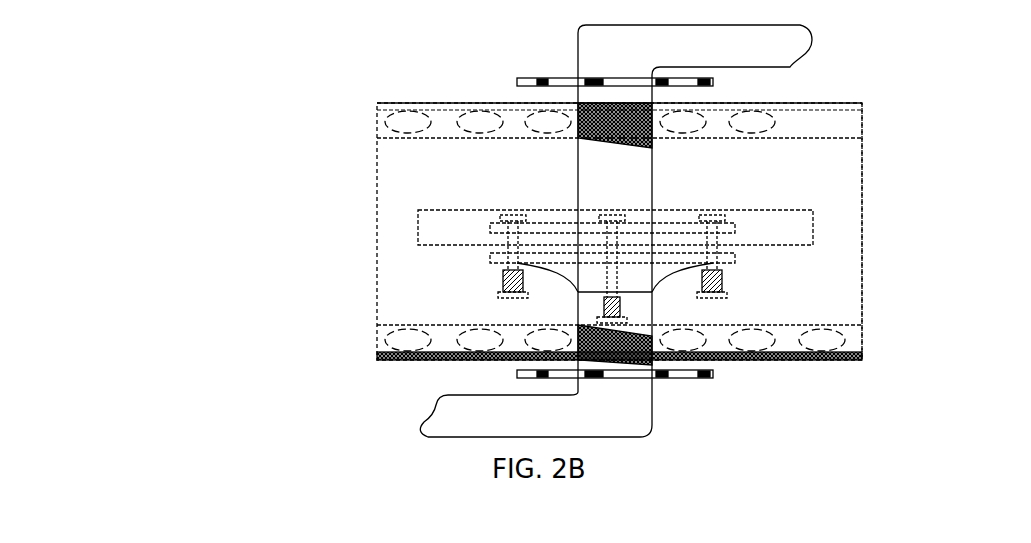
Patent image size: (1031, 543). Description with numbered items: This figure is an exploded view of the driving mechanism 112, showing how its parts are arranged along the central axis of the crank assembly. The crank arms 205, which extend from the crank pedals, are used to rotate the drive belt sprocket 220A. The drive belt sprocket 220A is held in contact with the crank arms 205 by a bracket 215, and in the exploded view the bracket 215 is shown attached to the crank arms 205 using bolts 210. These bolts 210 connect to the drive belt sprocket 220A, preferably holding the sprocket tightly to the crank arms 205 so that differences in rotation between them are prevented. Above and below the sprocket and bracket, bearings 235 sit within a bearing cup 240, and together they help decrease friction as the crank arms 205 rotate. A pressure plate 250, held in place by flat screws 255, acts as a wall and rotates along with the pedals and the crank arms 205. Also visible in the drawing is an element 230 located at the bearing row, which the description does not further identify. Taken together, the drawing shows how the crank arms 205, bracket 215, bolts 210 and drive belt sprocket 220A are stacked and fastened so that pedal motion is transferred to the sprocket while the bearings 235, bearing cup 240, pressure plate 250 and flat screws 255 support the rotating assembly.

The driving mechanism 112 is at (312, 29).
The crank arms 205 is at (473, 437).
The bolts 210 is at (498, 296).
The bracket 215 is at (690, 252).
The drive belt sprocket 220A is at (418, 222).
The ring seal 230 is at (377, 128).
The bearings 235 is at (770, 108).
The bearing cup 240 is at (836, 125).
The pressure plate 250 is at (463, 103).
The flat screws 255 is at (563, 78).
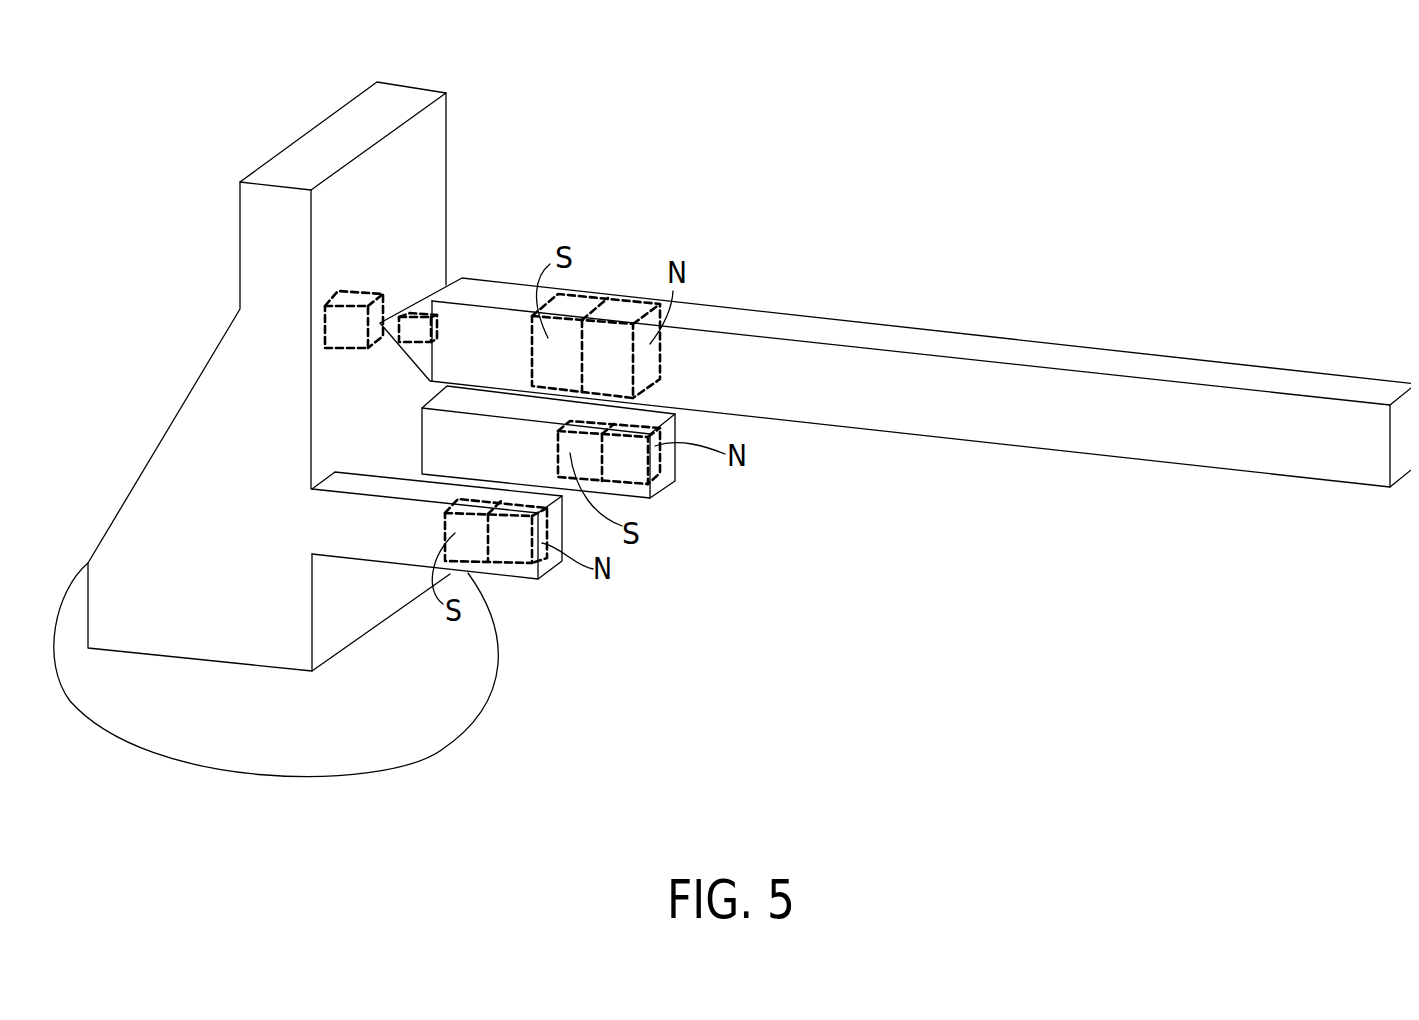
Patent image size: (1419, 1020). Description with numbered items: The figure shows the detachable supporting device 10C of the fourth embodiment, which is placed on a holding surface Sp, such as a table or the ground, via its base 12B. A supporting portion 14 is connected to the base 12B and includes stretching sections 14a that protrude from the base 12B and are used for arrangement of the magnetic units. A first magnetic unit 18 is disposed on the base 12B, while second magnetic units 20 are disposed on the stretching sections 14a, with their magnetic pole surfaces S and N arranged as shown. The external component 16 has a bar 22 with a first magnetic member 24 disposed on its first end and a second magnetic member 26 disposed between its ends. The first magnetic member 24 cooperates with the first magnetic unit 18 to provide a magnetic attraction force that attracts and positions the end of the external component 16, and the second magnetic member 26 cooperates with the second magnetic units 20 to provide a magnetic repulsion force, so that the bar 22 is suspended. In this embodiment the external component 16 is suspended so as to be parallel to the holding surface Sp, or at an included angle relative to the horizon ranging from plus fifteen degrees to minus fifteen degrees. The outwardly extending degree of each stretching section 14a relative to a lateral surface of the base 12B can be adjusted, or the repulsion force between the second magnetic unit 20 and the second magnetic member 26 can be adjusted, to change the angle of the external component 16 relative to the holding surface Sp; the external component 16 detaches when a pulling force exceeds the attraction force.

The detachable supporting device 10C is at (1114, 131).
The base 12B is at (177, 628).
The supporting portion 14 is at (510, 577).
The stretching section 14a is at (708, 692).
The external component 16 is at (895, 350).
The first magnetic unit 18 is at (348, 318).
The second magnetic unit 20 is at (623, 462).
The bar 22 is at (1330, 450).
The first magnetic member 24 is at (418, 322).
The second magnetic member 26 is at (612, 337).
The holding surface Sp is at (318, 751).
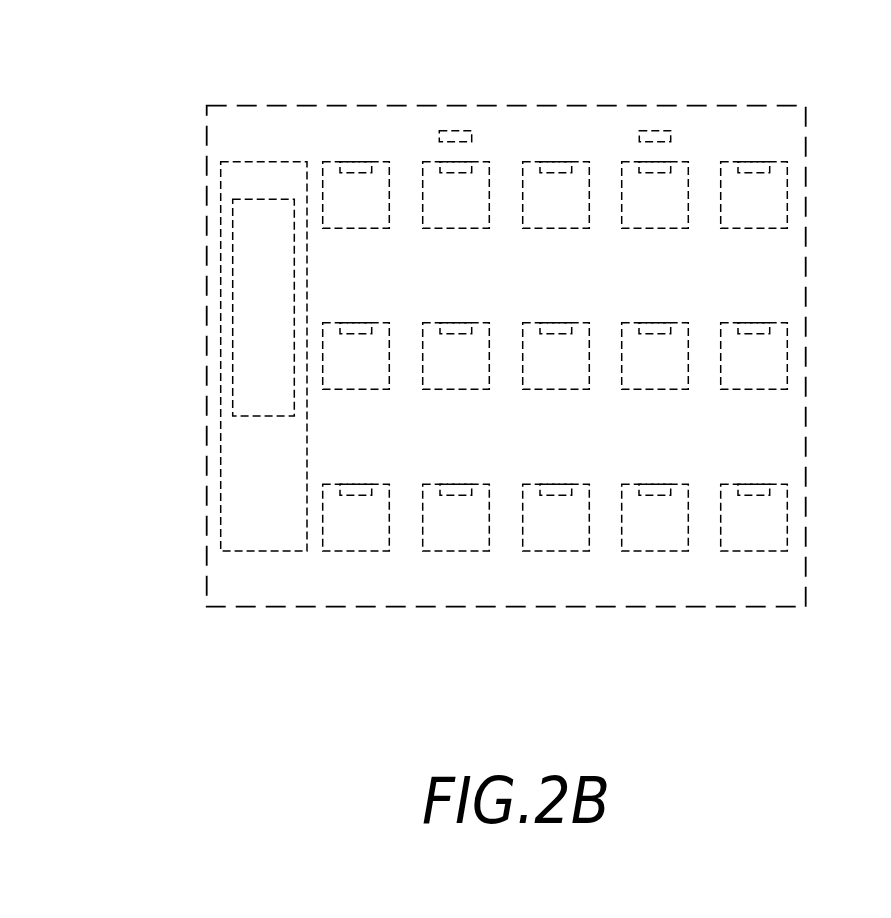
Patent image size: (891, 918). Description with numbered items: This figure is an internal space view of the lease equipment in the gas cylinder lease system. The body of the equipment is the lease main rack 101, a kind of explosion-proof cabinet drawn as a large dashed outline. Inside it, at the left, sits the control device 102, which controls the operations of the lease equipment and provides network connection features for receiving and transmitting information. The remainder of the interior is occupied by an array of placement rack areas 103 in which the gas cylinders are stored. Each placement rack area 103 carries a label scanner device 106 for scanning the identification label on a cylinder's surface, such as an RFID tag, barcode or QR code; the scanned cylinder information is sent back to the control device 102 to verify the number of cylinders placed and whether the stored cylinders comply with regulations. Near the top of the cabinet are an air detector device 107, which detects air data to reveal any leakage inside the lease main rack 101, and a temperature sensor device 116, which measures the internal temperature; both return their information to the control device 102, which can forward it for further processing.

The lease main rack 101 is at (760, 105).
The control device 102 is at (233, 274).
The placement rack area 103 is at (334, 162).
The label scanner device 106 is at (354, 162).
The air detector device 107 is at (457, 130).
The temperature sensor device 116 is at (655, 130).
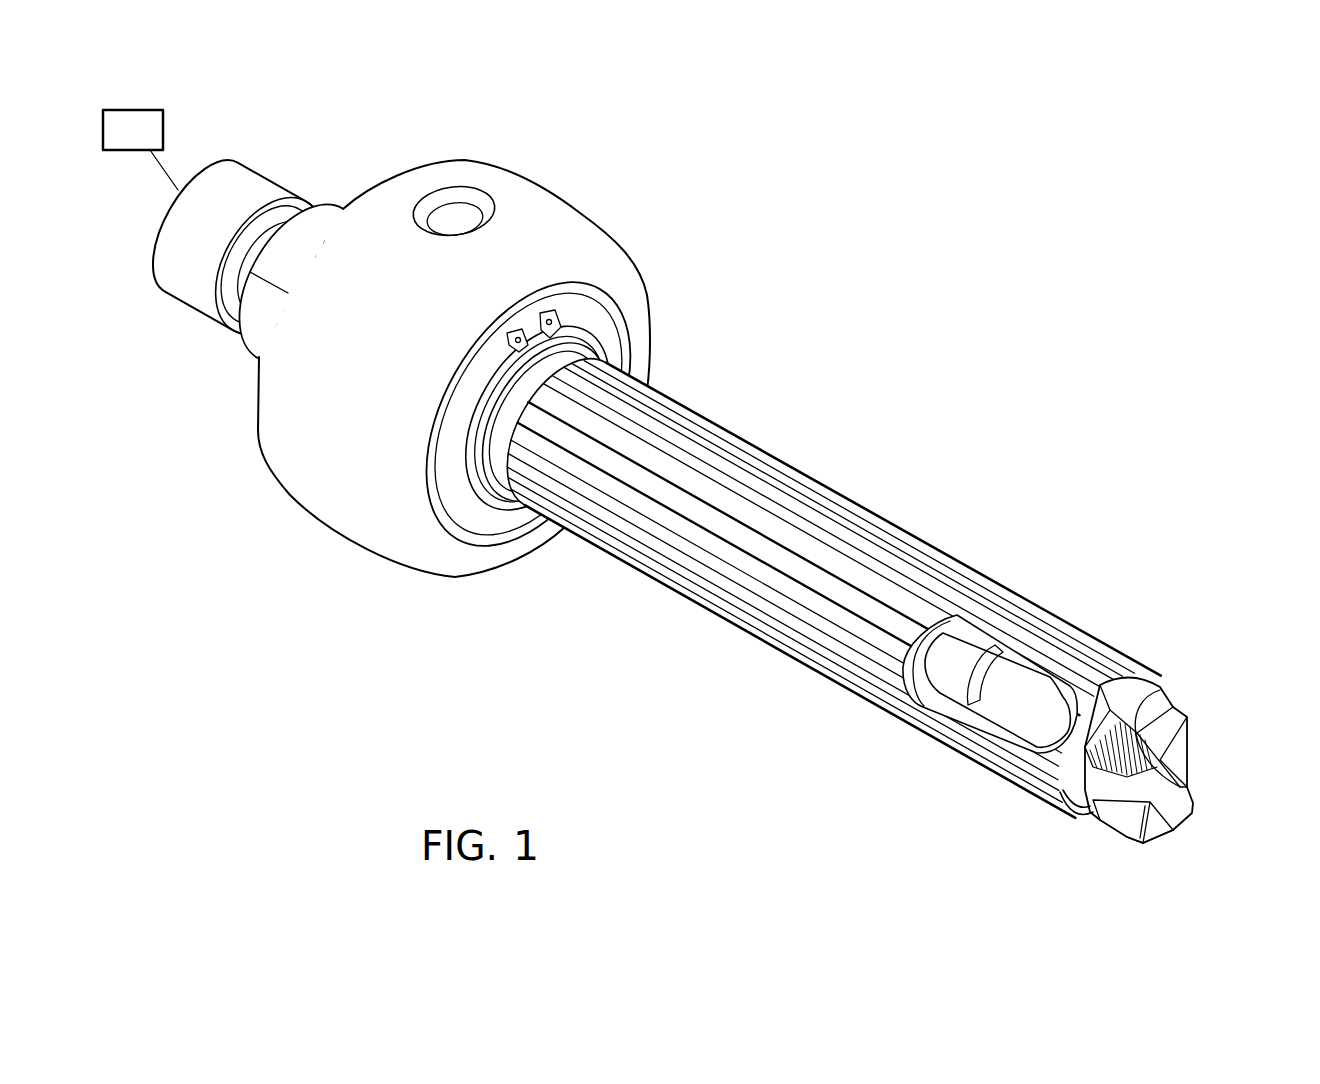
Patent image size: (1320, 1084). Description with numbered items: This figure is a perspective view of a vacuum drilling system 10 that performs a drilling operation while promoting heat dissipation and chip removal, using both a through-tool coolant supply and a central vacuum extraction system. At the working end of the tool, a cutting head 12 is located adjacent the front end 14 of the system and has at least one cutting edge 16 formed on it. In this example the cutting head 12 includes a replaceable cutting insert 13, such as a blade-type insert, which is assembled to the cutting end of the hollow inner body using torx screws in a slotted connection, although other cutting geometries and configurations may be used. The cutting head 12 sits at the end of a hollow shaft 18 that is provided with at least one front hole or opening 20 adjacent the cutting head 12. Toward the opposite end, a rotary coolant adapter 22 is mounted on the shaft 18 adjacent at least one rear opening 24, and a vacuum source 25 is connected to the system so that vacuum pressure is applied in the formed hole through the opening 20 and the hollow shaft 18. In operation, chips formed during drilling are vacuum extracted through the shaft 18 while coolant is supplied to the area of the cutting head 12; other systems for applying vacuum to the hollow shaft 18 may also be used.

The vacuum drilling system 10 is at (897, 272).
The cutting head 12 is at (1185, 812).
The replaceable cutting insert 13 is at (1188, 767).
The front end 14 is at (1141, 866).
The cutting edge 16 is at (1121, 772).
The hollow shaft 18 is at (844, 530).
The front opening 20 is at (1022, 698).
The rotary coolant adapter 22 is at (320, 483).
The rear opening 24 is at (231, 181).
The vacuum source 25 is at (127, 108).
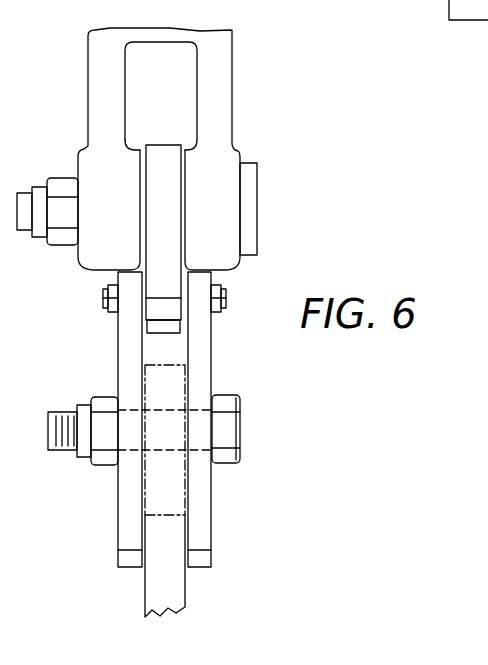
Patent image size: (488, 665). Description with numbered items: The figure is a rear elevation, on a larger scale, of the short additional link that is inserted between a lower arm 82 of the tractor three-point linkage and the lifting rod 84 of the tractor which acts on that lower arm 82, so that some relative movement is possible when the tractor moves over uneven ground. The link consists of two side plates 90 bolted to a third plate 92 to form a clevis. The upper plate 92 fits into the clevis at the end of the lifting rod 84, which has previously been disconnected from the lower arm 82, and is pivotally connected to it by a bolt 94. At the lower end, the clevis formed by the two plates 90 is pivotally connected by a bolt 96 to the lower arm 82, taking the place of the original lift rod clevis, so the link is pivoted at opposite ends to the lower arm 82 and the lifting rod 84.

The lifting rod 84 is at (232, 88).
The bolt 94 is at (257, 170).
The third plate 92 is at (170, 218).
The plates 90 is at (127, 347).
The bolt 96 is at (225, 428).
The lower arm 82 is at (175, 594).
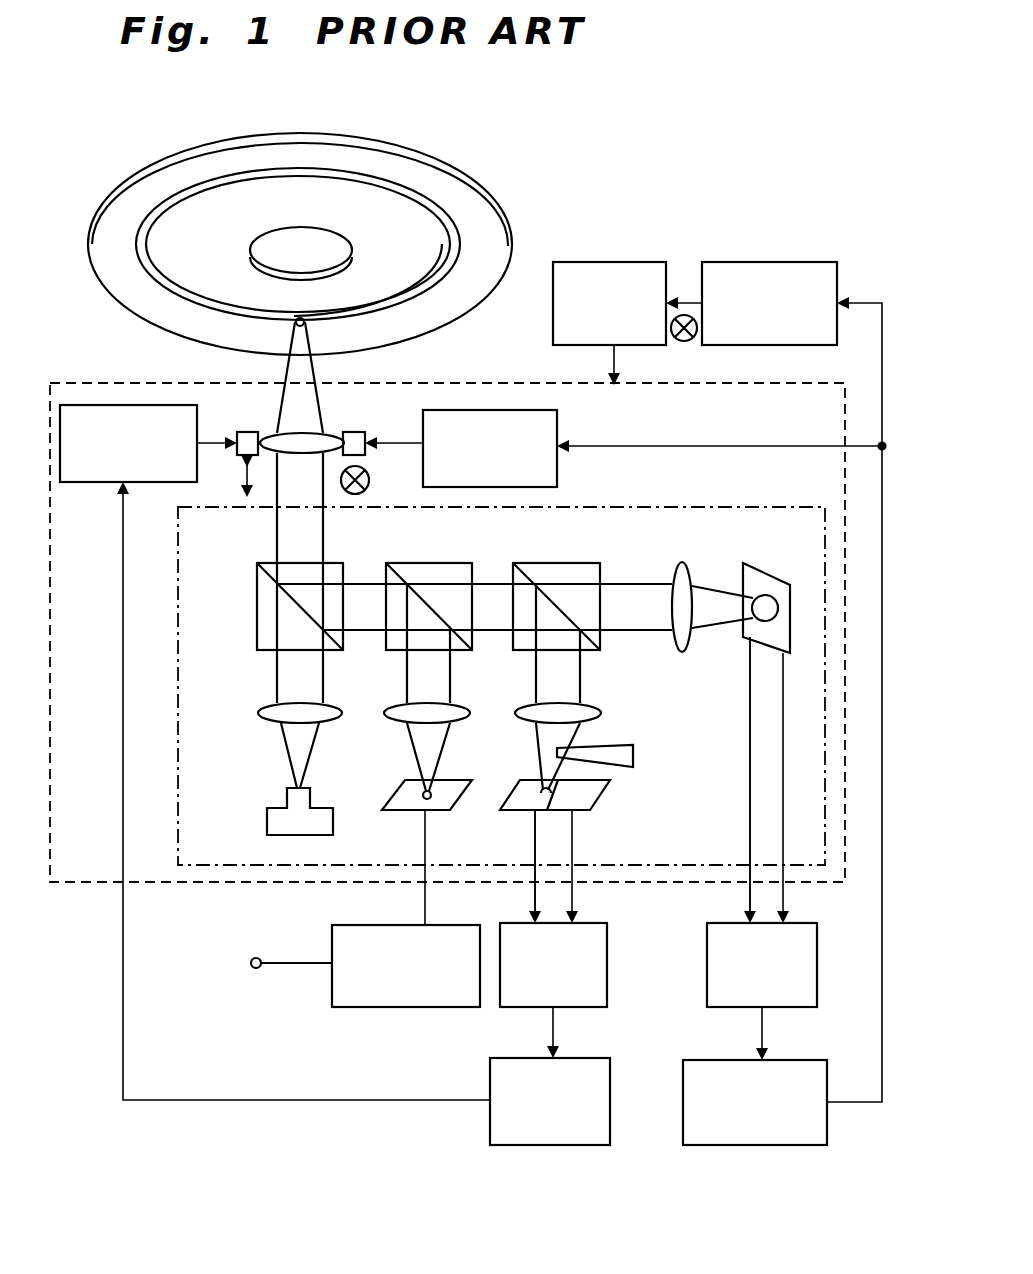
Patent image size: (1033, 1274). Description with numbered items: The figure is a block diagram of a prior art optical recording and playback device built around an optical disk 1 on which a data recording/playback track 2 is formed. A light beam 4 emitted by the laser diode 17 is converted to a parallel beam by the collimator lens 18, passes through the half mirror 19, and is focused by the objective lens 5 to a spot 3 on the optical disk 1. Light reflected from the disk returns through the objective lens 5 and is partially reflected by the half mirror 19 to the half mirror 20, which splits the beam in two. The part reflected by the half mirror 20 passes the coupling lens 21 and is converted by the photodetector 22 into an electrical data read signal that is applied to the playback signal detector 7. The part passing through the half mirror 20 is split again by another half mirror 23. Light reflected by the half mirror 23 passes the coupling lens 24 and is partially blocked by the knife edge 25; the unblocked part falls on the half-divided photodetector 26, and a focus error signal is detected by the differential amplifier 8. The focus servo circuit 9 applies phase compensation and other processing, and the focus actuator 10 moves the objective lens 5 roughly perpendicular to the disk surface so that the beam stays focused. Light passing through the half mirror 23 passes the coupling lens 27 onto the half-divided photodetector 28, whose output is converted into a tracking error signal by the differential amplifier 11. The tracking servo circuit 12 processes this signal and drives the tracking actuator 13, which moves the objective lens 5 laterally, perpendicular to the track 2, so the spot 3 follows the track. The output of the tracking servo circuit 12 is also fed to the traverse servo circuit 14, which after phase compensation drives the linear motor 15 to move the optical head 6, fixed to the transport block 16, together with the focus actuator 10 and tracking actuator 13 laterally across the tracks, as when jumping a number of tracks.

> WHAT THE EXERCISE ASKS
Render the data from its beginning through the line containing "The flat screws 255 is at (563, 78).", inclusive, as a two-column CSV headed input_text and output_text. Each row should hold one text and its answer in quoted fields with line breaks replaced by spaces, and the pictures should be omitted.

> CORRECT OUTPUT
input_text,output_text
"Patent image size: (1031, 543). Description with numbered items: This figure is an exploded view of the driving mechanism 112, showing how its parts are arranged along the central axis of the crank assembly. The crank arms 205, which extend from the crank pedals, are used to rotate the drive belt sprocket 220A. The drive belt sprocket 220A is held in contact with the crank arms 205 by a bracket 215, and in the exploded view the bracket 215 is shown attached to the crank arms 205 using bolts 210. These bolts 210 connect to the drive belt sprocket 220A, preferably holding the sprocket tightly to the crank arms 205 so that differences in rotation between them are prevented. Above and below the sprocket and bracket, bearings 235 sit within a bearing cup 240, and together they help decrease friction as the crank arms 205 rotate. A pressure plate 250, held in place by flat screws 255, acts as a wall and rotates along with the pedals and the crank arms 205. Also visible in the drawing is an element 230 located at the bearing row, which the description does not further identify. Taken together, the drawing shows how the crank arms 205, bracket 215, bolts 210 and drive belt sprocket 220A are stacked and fastened so that pedal motion is transferred to the sprocket while the bearings 235, bearing cup 240, pressure plate 250 and flat screws 255 support the rotating assembly.","The driving mechanism 112 is at (312, 29). The crank arms 205 is at (473, 437). The bolts 210 is at (498, 296). The bracket 215 is at (690, 252). The drive belt sprocket 220A is at (418, 222). The ring seal 230 is at (377, 128). The bearings 235 is at (770, 108). The bearing cup 240 is at (836, 125). The pressure plate 250 is at (463, 103). The flat screws 255 is at (563, 78)."